■ YOUR GOAL
Reproduce every record below exactly as written, but leave out any pictures.

'''

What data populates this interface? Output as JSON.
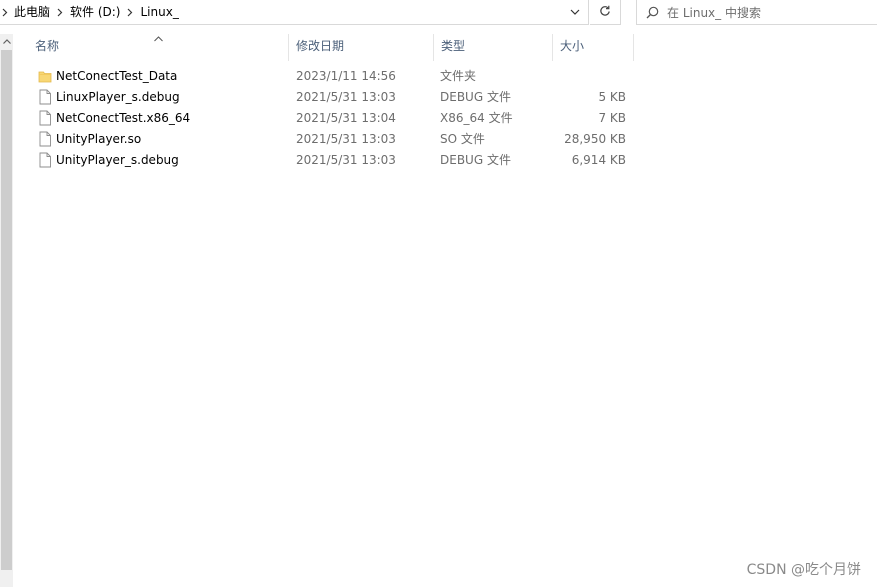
{
  "breadcrumb": {
    "items": [
      "此电脑",
      "软件 (D:)",
      "Linux_"
    ]
  },
  "search": {
    "placeholder": "在 Linux_ 中搜索"
  },
  "columns": {
    "name": "名称",
    "date": "修改日期",
    "type": "类型",
    "size": "大小"
  },
  "files": [
    {
      "name": "NetConectTest_Data",
      "date": "2023/1/11 14:56",
      "type": "文件夹",
      "size": "",
      "icon": "folder-icon"
    },
    {
      "name": "LinuxPlayer_s.debug",
      "date": "2021/5/31 13:03",
      "type": "DEBUG 文件",
      "size": "5 KB",
      "icon": "file-icon"
    },
    {
      "name": "NetConectTest.x86_64",
      "date": "2021/5/31 13:04",
      "type": "X86_64 文件",
      "size": "7 KB",
      "icon": "file-icon"
    },
    {
      "name": "UnityPlayer.so",
      "date": "2021/5/31 13:03",
      "type": "SO 文件",
      "size": "28,950 KB",
      "icon": "file-icon"
    },
    {
      "name": "UnityPlayer_s.debug",
      "date": "2021/5/31 13:03",
      "type": "DEBUG 文件",
      "size": "6,914 KB",
      "icon": "file-icon"
    }
  ],
  "watermark": "CSDN @吃个月饼",
  "colors": {
    "header_text": "#4c607a",
    "secondary_text": "#6d6d6d",
    "folder_yellow": "#f8d775"
  }
}
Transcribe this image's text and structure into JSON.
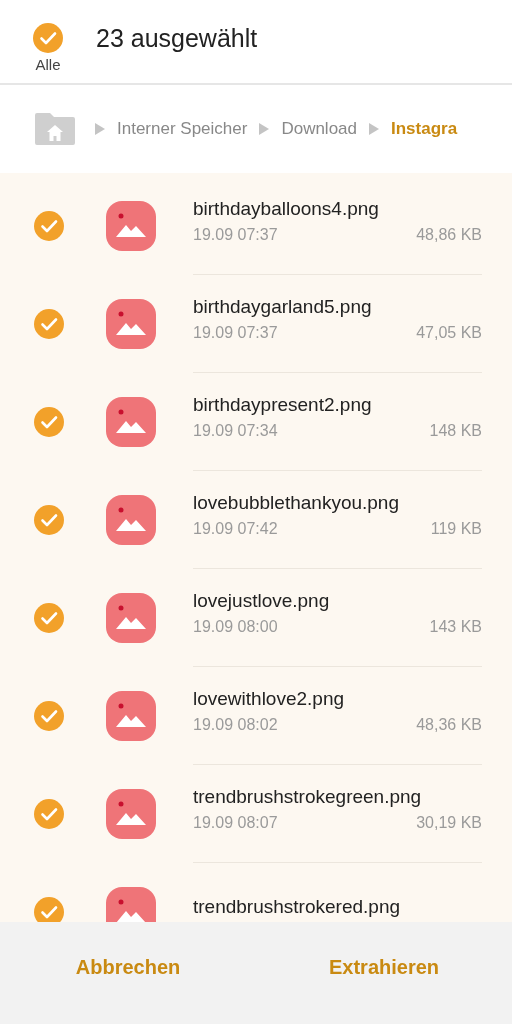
{
  "header": {
    "select_all": {
      "label": "Alle",
      "checked": true
    },
    "title": "23 ausgewählt"
  },
  "breadcrumb": [
    {
      "label": "Interner Speicher",
      "selected": false
    },
    {
      "label": "Download",
      "selected": false
    },
    {
      "label": "Instagra",
      "selected": true
    }
  ],
  "files": [
    {
      "name": "birthdayballoons4.png",
      "date": "19.09 07:37",
      "size": "48,86 KB",
      "checked": true
    },
    {
      "name": "birthdaygarland5.png",
      "date": "19.09 07:37",
      "size": "47,05 KB",
      "checked": true
    },
    {
      "name": "birthdaypresent2.png",
      "date": "19.09 07:34",
      "size": "148 KB",
      "checked": true
    },
    {
      "name": "lovebubblethankyou.png",
      "date": "19.09 07:42",
      "size": "119 KB",
      "checked": true
    },
    {
      "name": "lovejustlove.png",
      "date": "19.09 08:00",
      "size": "143 KB",
      "checked": true
    },
    {
      "name": "lovewithlove2.png",
      "date": "19.09 08:02",
      "size": "48,36 KB",
      "checked": true
    },
    {
      "name": "trendbrushstrokegreen.png",
      "date": "19.09 08:07",
      "size": "30,19 KB",
      "checked": true
    },
    {
      "name": "trendbrushstrokered.png",
      "checked": true
    }
  ],
  "buttons": [
    "Abbrechen",
    "Extrahieren"
  ]
}
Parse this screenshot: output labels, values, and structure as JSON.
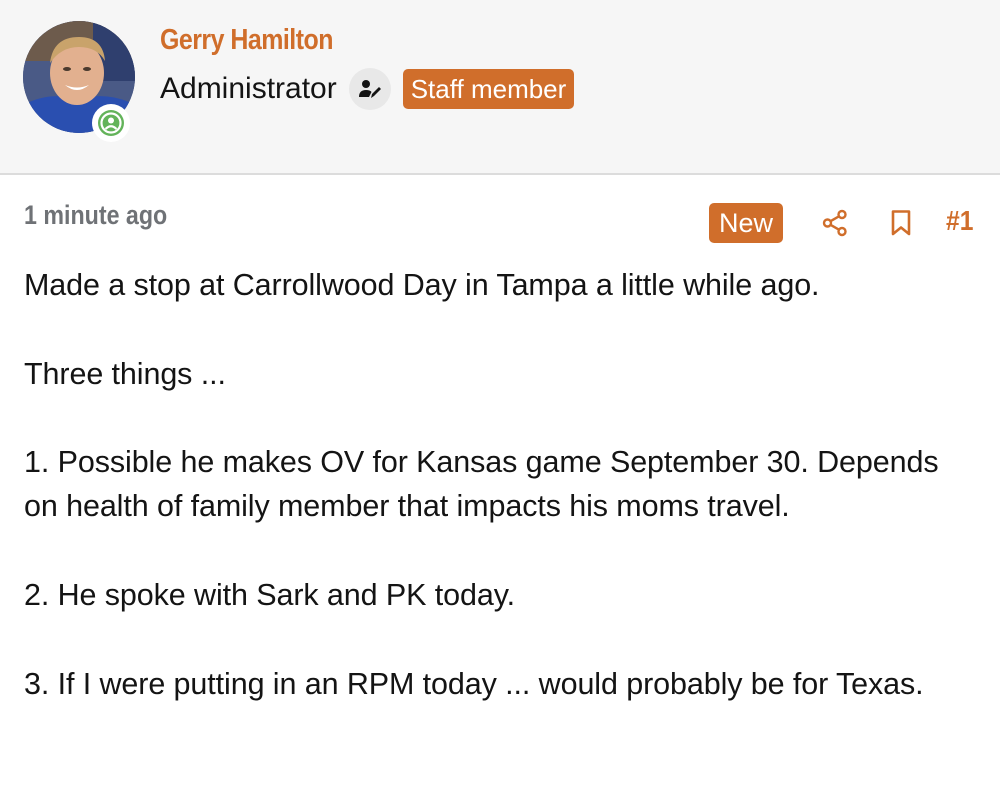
{
  "user": {
    "name": "Gerry Hamilton",
    "title": "Administrator",
    "badge": "Staff member",
    "avatar_icon": "user-photo",
    "status_icon": "online-user-icon",
    "role_icon": "user-edit-icon"
  },
  "post": {
    "time": "1 minute ago",
    "new_label": "New",
    "number": "#1",
    "share_icon": "share-icon",
    "bookmark_icon": "bookmark-icon",
    "paragraphs": [
      "Made a stop at Carrollwood Day in Tampa a little while ago.",
      "Three things ...",
      "1. Possible he makes OV for Kansas game September 30. Depends on health of family member that impacts his moms travel.",
      "2. He spoke with Sark and PK today.",
      "3. If I were putting in an RPM today ... would probably be for Texas."
    ]
  },
  "colors": {
    "accent": "#d06e2b",
    "header_bg": "#f6f6f6",
    "online_green": "#63b35a",
    "muted_text": "#6f7276"
  }
}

'''

■ THE SOLUTION
What data populates this interface? Output as JSON.
{
  "breadcrumb": {
    "items": [
      "此电脑",
      "软件 (D:)",
      "Linux_"
    ]
  },
  "search": {
    "placeholder": "在 Linux_ 中搜索"
  },
  "columns": {
    "name": "名称",
    "date": "修改日期",
    "type": "类型",
    "size": "大小"
  },
  "files": [
    {
      "name": "NetConectTest_Data",
      "date": "2023/1/11 14:56",
      "type": "文件夹",
      "size": "",
      "icon": "folder-icon"
    },
    {
      "name": "LinuxPlayer_s.debug",
      "date": "2021/5/31 13:03",
      "type": "DEBUG 文件",
      "size": "5 KB",
      "icon": "file-icon"
    },
    {
      "name": "NetConectTest.x86_64",
      "date": "2021/5/31 13:04",
      "type": "X86_64 文件",
      "size": "7 KB",
      "icon": "file-icon"
    },
    {
      "name": "UnityPlayer.so",
      "date": "2021/5/31 13:03",
      "type": "SO 文件",
      "size": "28,950 KB",
      "icon": "file-icon"
    },
    {
      "name": "UnityPlayer_s.debug",
      "date": "2021/5/31 13:03",
      "type": "DEBUG 文件",
      "size": "6,914 KB",
      "icon": "file-icon"
    }
  ],
  "watermark": "CSDN @吃个月饼",
  "colors": {
    "header_text": "#4c607a",
    "secondary_text": "#6d6d6d",
    "folder_yellow": "#f8d775"
  }
}
Transcribe this image's text and structure into JSON.
{
  "header": {
    "select_all": {
      "label": "Alle",
      "checked": true
    },
    "title": "23 ausgewählt"
  },
  "breadcrumb": [
    {
      "label": "Interner Speicher",
      "selected": false
    },
    {
      "label": "Download",
      "selected": false
    },
    {
      "label": "Instagra",
      "selected": true
    }
  ],
  "files": [
    {
      "name": "birthdayballoons4.png",
      "date": "19.09 07:37",
      "size": "48,86 KB",
      "checked": true
    },
    {
      "name": "birthdaygarland5.png",
      "date": "19.09 07:37",
      "size": "47,05 KB",
      "checked": true
    },
    {
      "name": "birthdaypresent2.png",
      "date": "19.09 07:34",
      "size": "148 KB",
      "checked": true
    },
    {
      "name": "lovebubblethankyou.png",
      "date": "19.09 07:42",
      "size": "119 KB",
      "checked": true
    },
    {
      "name": "lovejustlove.png",
      "date": "19.09 08:00",
      "size": "143 KB",
      "checked": true
    },
    {
      "name": "lovewithlove2.png",
      "date": "19.09 08:02",
      "size": "48,36 KB",
      "checked": true
    },
    {
      "name": "trendbrushstrokegreen.png",
      "date": "19.09 08:07",
      "size": "30,19 KB",
      "checked": true
    },
    {
      "name": "trendbrushstrokered.png",
      "checked": true
    }
  ],
  "buttons": [
    "Abbrechen",
    "Extrahieren"
  ]
}
Parse this screenshot: output labels, values, and structure as JSON.
{
  "user": {
    "name": "Gerry Hamilton",
    "title": "Administrator",
    "badge": "Staff member",
    "avatar_icon": "user-photo",
    "status_icon": "online-user-icon",
    "role_icon": "user-edit-icon"
  },
  "post": {
    "time": "1 minute ago",
    "new_label": "New",
    "number": "#1",
    "share_icon": "share-icon",
    "bookmark_icon": "bookmark-icon",
    "paragraphs": [
      "Made a stop at Carrollwood Day in Tampa a little while ago.",
      "Three things ...",
      "1. Possible he makes OV for Kansas game September 30. Depends on health of family member that impacts his moms travel.",
      "2. He spoke with Sark and PK today.",
      "3. If I were putting in an RPM today ... would probably be for Texas."
    ]
  },
  "colors": {
    "accent": "#d06e2b",
    "header_bg": "#f6f6f6",
    "online_green": "#63b35a",
    "muted_text": "#6f7276"
  }
}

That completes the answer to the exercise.